> SHORT TASK
Identify the lines that contain the string "RMSi" and copy all of them.

[Figure collection entries]
- - -

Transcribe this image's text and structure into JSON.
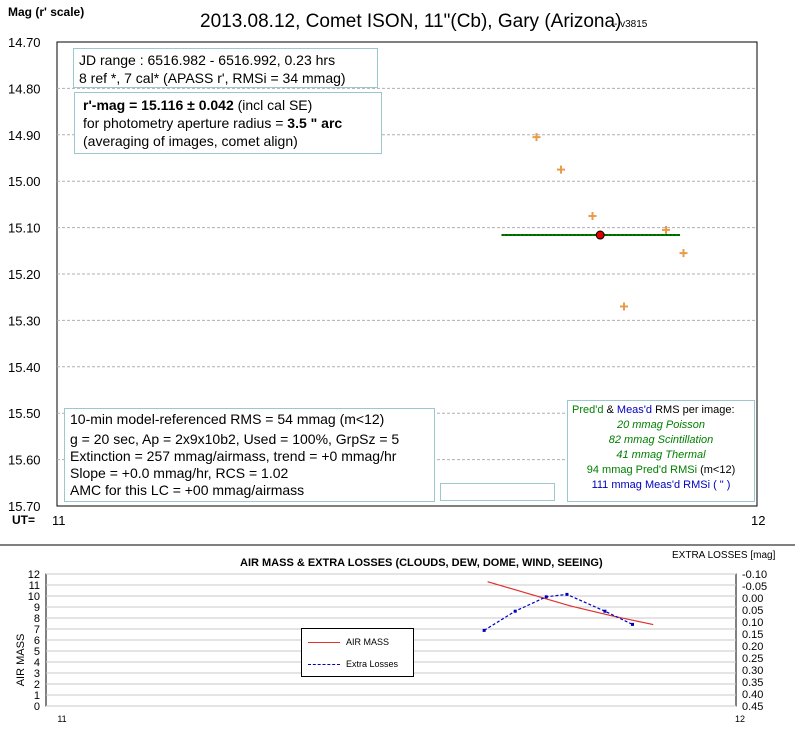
{
  "main": {
    "title": "2013.08.12, Comet ISON, 11\"(Cb), Gary (Arizona)",
    "version": " - v3815",
    "ylabel": "Mag (r' scale)",
    "x_prefix": "UT=",
    "info_jd": [
      "JD range : 6516.982 - 6516.992, 0.23 hrs",
      "8  ref *, 7 cal* (APASS r', RMSi = 34 mmag)"
    ],
    "mag_result_bold": "r'-mag = 15.116 ± 0.042",
    "mag_result_rest": " (incl cal SE)",
    "aperture_prefix": "for photometry aperture radius =  ",
    "aperture_bold": "3.5 \" arc",
    "averaging": "(averaging of images, comet align)",
    "rms_lines": [
      "10-min model-referenced RMS = 54 mmag (m<12)",
      "g = 20 sec, Ap = 2x9x10b2, Used = 100%, GrpSz = 5",
      "Extinction = 257 mmag/airmass, trend = +0 mmag/hr",
      "Slope = +0.0 mmag/hr, RCS = 1.02",
      "AMC for this LC = +00 mmag/airmass"
    ],
    "noise": {
      "head_a": "Pred'd",
      "head_b": " & ",
      "head_c": "Meas'd",
      "head_d": " RMS per image:",
      "poisson": "20 mmag Poisson",
      "scint": "82 mmag Scintillation",
      "thermal": "41 mmag Thermal",
      "pred_a": "94 mmag  Pred'd  RMSi",
      "pred_b": " (m<12)",
      "meas": "111 mmag  Meas'd  RMSi  (    \"    )"
    }
  },
  "chart_data": [
    {
      "type": "scatter",
      "title": "2013.08.12, Comet ISON, 11\"(Cb), Gary (Arizona)",
      "ylabel": "Mag (r' scale)",
      "xlim": [
        11,
        12
      ],
      "ylim": [
        14.7,
        15.7
      ],
      "y_inverted": true,
      "yticks": [
        "14.70",
        "14.80",
        "14.90",
        "15.00",
        "15.10",
        "15.20",
        "15.30",
        "15.40",
        "15.50",
        "15.60",
        "15.70"
      ],
      "xticks": [
        "11",
        "12"
      ],
      "grid": true,
      "points_x": [
        11.685,
        11.72,
        11.765,
        11.81,
        11.87
      ],
      "points_y": [
        14.905,
        14.975,
        15.075,
        15.27,
        15.105
      ],
      "points_extra_x": [
        11.895
      ],
      "points_extra_y": [
        15.155
      ],
      "fit": {
        "x0": 11.635,
        "x1": 11.89,
        "y": 15.116
      },
      "mean_point": {
        "x": 11.776,
        "y": 15.116
      },
      "colors": {
        "points": "#e89b4a",
        "fit": "#008000",
        "mean": "#e00000"
      }
    },
    {
      "type": "line",
      "title": "AIR MASS & EXTRA LOSSES (CLOUDS, DEW, DOME, WIND, SEEING)",
      "ylabel": "AIR MASS",
      "y2label": "EXTRA LOSSES [mag]",
      "xlim": [
        11,
        12
      ],
      "ylim": [
        0,
        12
      ],
      "y2lim": [
        -0.1,
        0.45
      ],
      "yticks": [
        "0",
        "1",
        "2",
        "3",
        "4",
        "5",
        "6",
        "7",
        "8",
        "9",
        "10",
        "11",
        "12"
      ],
      "y2ticks": [
        "-0.10",
        "-0.05",
        "0.00",
        "0.05",
        "0.10",
        "0.15",
        "0.20",
        "0.25",
        "0.30",
        "0.35",
        "0.40",
        "0.45"
      ],
      "xticks": [
        "11",
        "12"
      ],
      "series": [
        {
          "name": "AIR MASS",
          "color": "#e03030",
          "x": [
            11.64,
            11.7,
            11.76,
            11.82,
            11.88
          ],
          "values": [
            11.3,
            10.2,
            9.1,
            8.2,
            7.4
          ]
        },
        {
          "name": "Extra Losses",
          "color": "#0000c0",
          "x": [
            11.635,
            11.68,
            11.725,
            11.755,
            11.81,
            11.85
          ],
          "values": [
            0.135,
            0.055,
            -0.005,
            -0.015,
            0.055,
            0.11
          ]
        }
      ]
    }
  ]
}
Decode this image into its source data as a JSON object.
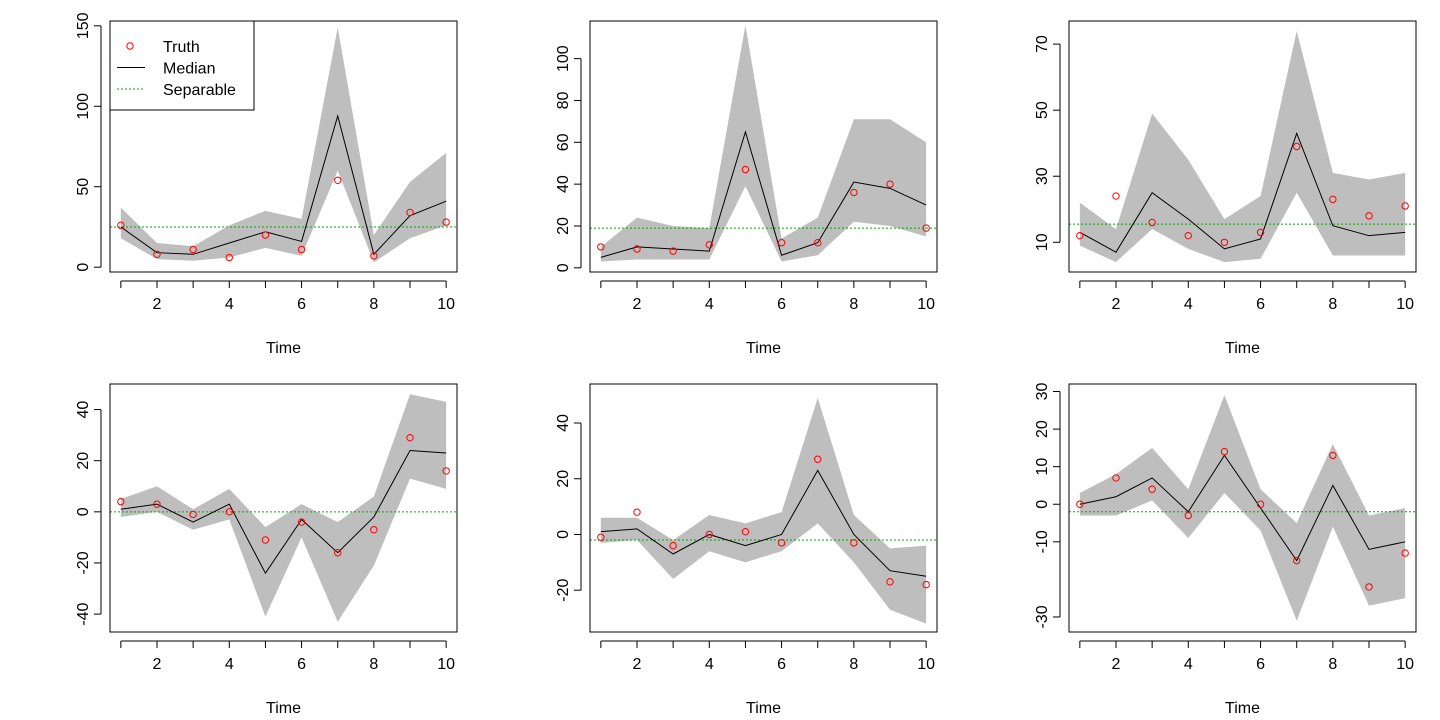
{
  "figure": {
    "layout": "2x3 panel grid",
    "colors": {
      "band": "#bebebe",
      "median": "#000000",
      "truth": "#ff0000",
      "separable": "#00aa00",
      "frame": "#000000"
    },
    "legend": {
      "items": [
        {
          "label": "Truth",
          "symbol": "open-circle",
          "color": "#ff0000"
        },
        {
          "label": "Median",
          "symbol": "solid-line",
          "color": "#000000"
        },
        {
          "label": "Separable",
          "symbol": "dotted-line",
          "color": "#00aa00"
        }
      ],
      "placement": "top-left of first panel"
    }
  },
  "chart_data": [
    {
      "type": "line",
      "xlabel": "Time",
      "ylabel": "",
      "xlim": [
        0.7,
        10.3
      ],
      "ylim": [
        -3,
        153
      ],
      "xticks": [
        2,
        4,
        6,
        8,
        10
      ],
      "yticks": [
        0,
        50,
        100,
        150
      ],
      "x": [
        1,
        2,
        3,
        4,
        5,
        6,
        7,
        8,
        9,
        10
      ],
      "series": [
        {
          "name": "Median",
          "values": [
            25,
            9,
            8,
            15,
            22,
            16,
            94,
            8,
            32,
            41
          ]
        },
        {
          "name": "Truth",
          "values": [
            26,
            8,
            11,
            6,
            20,
            11,
            54,
            7,
            34,
            28
          ]
        }
      ],
      "band": {
        "lower": [
          18,
          5,
          4,
          6,
          12,
          7,
          60,
          3,
          18,
          26
        ],
        "upper": [
          37,
          15,
          13,
          26,
          35,
          30,
          149,
          20,
          53,
          71
        ]
      },
      "separable": 25
    },
    {
      "type": "line",
      "xlabel": "Time",
      "ylabel": "",
      "xlim": [
        0.7,
        10.3
      ],
      "ylim": [
        -2,
        118
      ],
      "xticks": [
        2,
        4,
        6,
        8,
        10
      ],
      "yticks": [
        0,
        20,
        40,
        60,
        80,
        100
      ],
      "x": [
        1,
        2,
        3,
        4,
        5,
        6,
        7,
        8,
        9,
        10
      ],
      "series": [
        {
          "name": "Median",
          "values": [
            5,
            10,
            9,
            8,
            65,
            6,
            12,
            41,
            38,
            30
          ]
        },
        {
          "name": "Truth",
          "values": [
            10,
            9,
            8,
            11,
            47,
            12,
            12,
            36,
            40,
            19
          ]
        }
      ],
      "band": {
        "lower": [
          3,
          4,
          4,
          4,
          39,
          3,
          6,
          22,
          20,
          15
        ],
        "upper": [
          10,
          24,
          20,
          19,
          116,
          14,
          24,
          71,
          71,
          60
        ]
      },
      "separable": 19
    },
    {
      "type": "line",
      "xlabel": "Time",
      "ylabel": "",
      "xlim": [
        0.7,
        10.3
      ],
      "ylim": [
        1,
        77
      ],
      "xticks": [
        2,
        4,
        6,
        8,
        10
      ],
      "yticks": [
        10,
        30,
        50,
        70
      ],
      "x": [
        1,
        2,
        3,
        4,
        5,
        6,
        7,
        8,
        9,
        10
      ],
      "series": [
        {
          "name": "Median",
          "values": [
            13,
            7,
            25,
            17,
            8,
            11,
            43,
            15,
            12,
            13
          ]
        },
        {
          "name": "Truth",
          "values": [
            12,
            24,
            16,
            12,
            10,
            13,
            39,
            23,
            18,
            21
          ]
        }
      ],
      "band": {
        "lower": [
          9,
          4,
          14,
          8,
          4,
          5,
          25,
          6,
          6,
          6
        ],
        "upper": [
          22,
          14,
          49,
          35,
          17,
          24,
          74,
          31,
          29,
          31
        ]
      },
      "separable": 15.5
    },
    {
      "type": "line",
      "xlabel": "Time",
      "ylabel": "",
      "xlim": [
        0.7,
        10.3
      ],
      "ylim": [
        -47,
        50
      ],
      "xticks": [
        2,
        4,
        6,
        8,
        10
      ],
      "yticks": [
        -40,
        -20,
        0,
        20,
        40
      ],
      "x": [
        1,
        2,
        3,
        4,
        5,
        6,
        7,
        8,
        9,
        10
      ],
      "series": [
        {
          "name": "Median",
          "values": [
            1,
            3,
            -4,
            3,
            -24,
            -3,
            -16,
            -2,
            24,
            23
          ]
        },
        {
          "name": "Truth",
          "values": [
            4,
            3,
            -1,
            0,
            -11,
            -4,
            -16,
            -7,
            29,
            16
          ]
        }
      ],
      "band": {
        "lower": [
          -2,
          0,
          -7,
          -3,
          -41,
          -10,
          -43,
          -21,
          13,
          9
        ],
        "upper": [
          5,
          10,
          1,
          9,
          -6,
          3,
          -4,
          6,
          46,
          43
        ]
      },
      "separable": 0
    },
    {
      "type": "line",
      "xlabel": "Time",
      "ylabel": "",
      "xlim": [
        0.7,
        10.3
      ],
      "ylim": [
        -35,
        54
      ],
      "xticks": [
        2,
        4,
        6,
        8,
        10
      ],
      "yticks": [
        -20,
        0,
        20,
        40
      ],
      "x": [
        1,
        2,
        3,
        4,
        5,
        6,
        7,
        8,
        9,
        10
      ],
      "series": [
        {
          "name": "Median",
          "values": [
            1,
            2,
            -7,
            0,
            -4,
            0,
            23,
            0,
            -13,
            -15
          ]
        },
        {
          "name": "Truth",
          "values": [
            -1,
            8,
            -4,
            0,
            1,
            -3,
            27,
            -3,
            -17,
            -18
          ]
        }
      ],
      "band": {
        "lower": [
          -3,
          -2,
          -16,
          -6,
          -10,
          -6,
          4,
          -10,
          -27,
          -32
        ],
        "upper": [
          6,
          6,
          -2,
          7,
          4,
          8,
          49,
          7,
          -5,
          -4
        ]
      },
      "separable": -2
    },
    {
      "type": "line",
      "xlabel": "Time",
      "ylabel": "",
      "xlim": [
        0.7,
        10.3
      ],
      "ylim": [
        -34,
        32
      ],
      "xticks": [
        2,
        4,
        6,
        8,
        10
      ],
      "yticks": [
        -30,
        -10,
        0,
        10,
        20,
        30
      ],
      "x": [
        1,
        2,
        3,
        4,
        5,
        6,
        7,
        8,
        9,
        10
      ],
      "series": [
        {
          "name": "Median",
          "values": [
            0,
            2,
            7,
            -2,
            13,
            -1,
            -15,
            5,
            -12,
            -10
          ]
        },
        {
          "name": "Truth",
          "values": [
            0,
            7,
            4,
            -3,
            14,
            0,
            -15,
            13,
            -22,
            -13
          ]
        }
      ],
      "band": {
        "lower": [
          -3,
          -3,
          1,
          -9,
          3,
          -7,
          -31,
          -6,
          -27,
          -25
        ],
        "upper": [
          3,
          8,
          15,
          4,
          29,
          4,
          -5,
          16,
          -3,
          -1
        ]
      },
      "separable": -2
    }
  ]
}
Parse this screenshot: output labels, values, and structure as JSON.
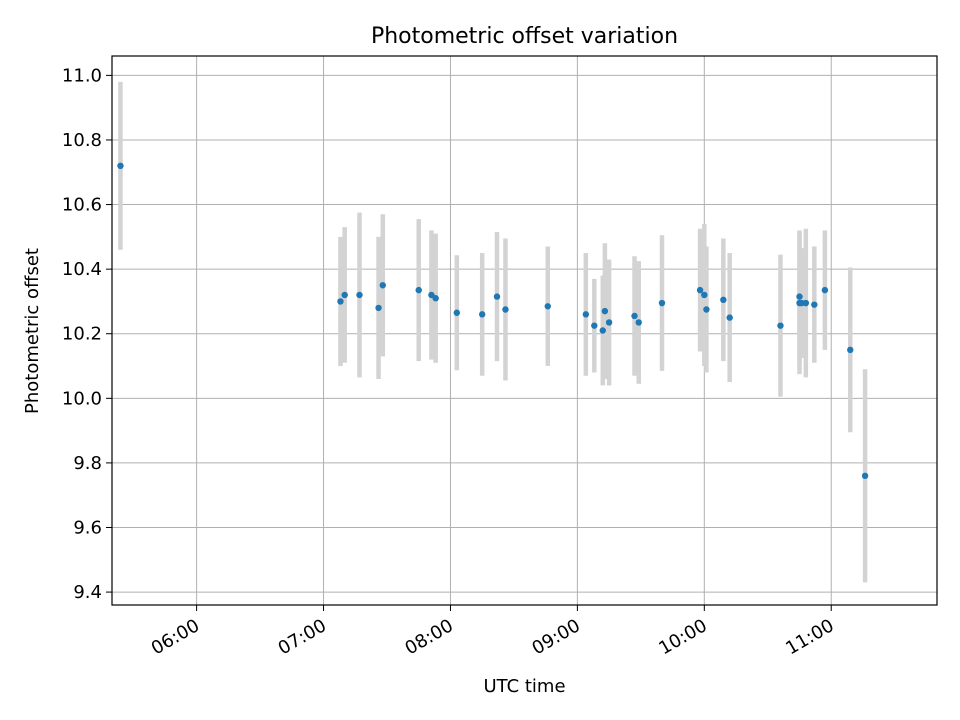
{
  "chart_data": {
    "type": "scatter",
    "title": "Photometric offset variation",
    "xlabel": "UTC time",
    "ylabel": "Photometric offset",
    "x_ticks": [
      "06:00",
      "07:00",
      "08:00",
      "09:00",
      "10:00",
      "11:00"
    ],
    "y_ticks": [
      "9.4",
      "9.6",
      "9.8",
      "10.0",
      "10.2",
      "10.4",
      "10.6",
      "10.8",
      "11.0"
    ],
    "xlim": [
      "05:20",
      "11:50"
    ],
    "ylim": [
      9.36,
      11.06
    ],
    "grid": true,
    "colors": {
      "point": "#1f77b4",
      "errorbar": "#d3d3d3"
    },
    "points": [
      {
        "x": "05:24",
        "y": 10.72,
        "yerr": 0.26
      },
      {
        "x": "07:08",
        "y": 10.3,
        "yerr": 0.2
      },
      {
        "x": "07:10",
        "y": 10.32,
        "yerr": 0.21
      },
      {
        "x": "07:17",
        "y": 10.32,
        "yerr": 0.255
      },
      {
        "x": "07:26",
        "y": 10.28,
        "yerr": 0.22
      },
      {
        "x": "07:28",
        "y": 10.35,
        "yerr": 0.22
      },
      {
        "x": "07:45",
        "y": 10.335,
        "yerr": 0.22
      },
      {
        "x": "07:51",
        "y": 10.32,
        "yerr": 0.2
      },
      {
        "x": "07:53",
        "y": 10.31,
        "yerr": 0.2
      },
      {
        "x": "08:03",
        "y": 10.265,
        "yerr": 0.178
      },
      {
        "x": "08:15",
        "y": 10.26,
        "yerr": 0.19
      },
      {
        "x": "08:22",
        "y": 10.315,
        "yerr": 0.2
      },
      {
        "x": "08:26",
        "y": 10.275,
        "yerr": 0.22
      },
      {
        "x": "08:46",
        "y": 10.285,
        "yerr": 0.185
      },
      {
        "x": "09:04",
        "y": 10.26,
        "yerr": 0.19
      },
      {
        "x": "09:08",
        "y": 10.225,
        "yerr": 0.145
      },
      {
        "x": "09:12",
        "y": 10.21,
        "yerr": 0.17
      },
      {
        "x": "09:13",
        "y": 10.27,
        "yerr": 0.21
      },
      {
        "x": "09:15",
        "y": 10.235,
        "yerr": 0.195
      },
      {
        "x": "09:27",
        "y": 10.255,
        "yerr": 0.185
      },
      {
        "x": "09:29",
        "y": 10.235,
        "yerr": 0.19
      },
      {
        "x": "09:40",
        "y": 10.295,
        "yerr": 0.21
      },
      {
        "x": "09:58",
        "y": 10.335,
        "yerr": 0.19
      },
      {
        "x": "10:00",
        "y": 10.32,
        "yerr": 0.22
      },
      {
        "x": "10:01",
        "y": 10.275,
        "yerr": 0.195
      },
      {
        "x": "10:09",
        "y": 10.305,
        "yerr": 0.19
      },
      {
        "x": "10:12",
        "y": 10.25,
        "yerr": 0.2
      },
      {
        "x": "10:36",
        "y": 10.225,
        "yerr": 0.22
      },
      {
        "x": "10:45",
        "y": 10.315,
        "yerr": 0.205
      },
      {
        "x": "10:45",
        "y": 10.295,
        "yerr": 0.22
      },
      {
        "x": "10:46",
        "y": 10.295,
        "yerr": 0.17
      },
      {
        "x": "10:48",
        "y": 10.295,
        "yerr": 0.23
      },
      {
        "x": "10:52",
        "y": 10.29,
        "yerr": 0.18
      },
      {
        "x": "10:57",
        "y": 10.335,
        "yerr": 0.185
      },
      {
        "x": "11:09",
        "y": 10.15,
        "yerr": 0.255
      },
      {
        "x": "11:16",
        "y": 9.76,
        "yerr": 0.33
      }
    ]
  }
}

- - -

> RESULT OF THE EXERCISE
      "8  ref *, 7 cal* (APASS r', RMSi = 34 mmag)"
      "pred_a": "94 mmag  Pred'd  RMSi",
      "meas": "111 mmag  Meas'd  RMSi  (    \"    )"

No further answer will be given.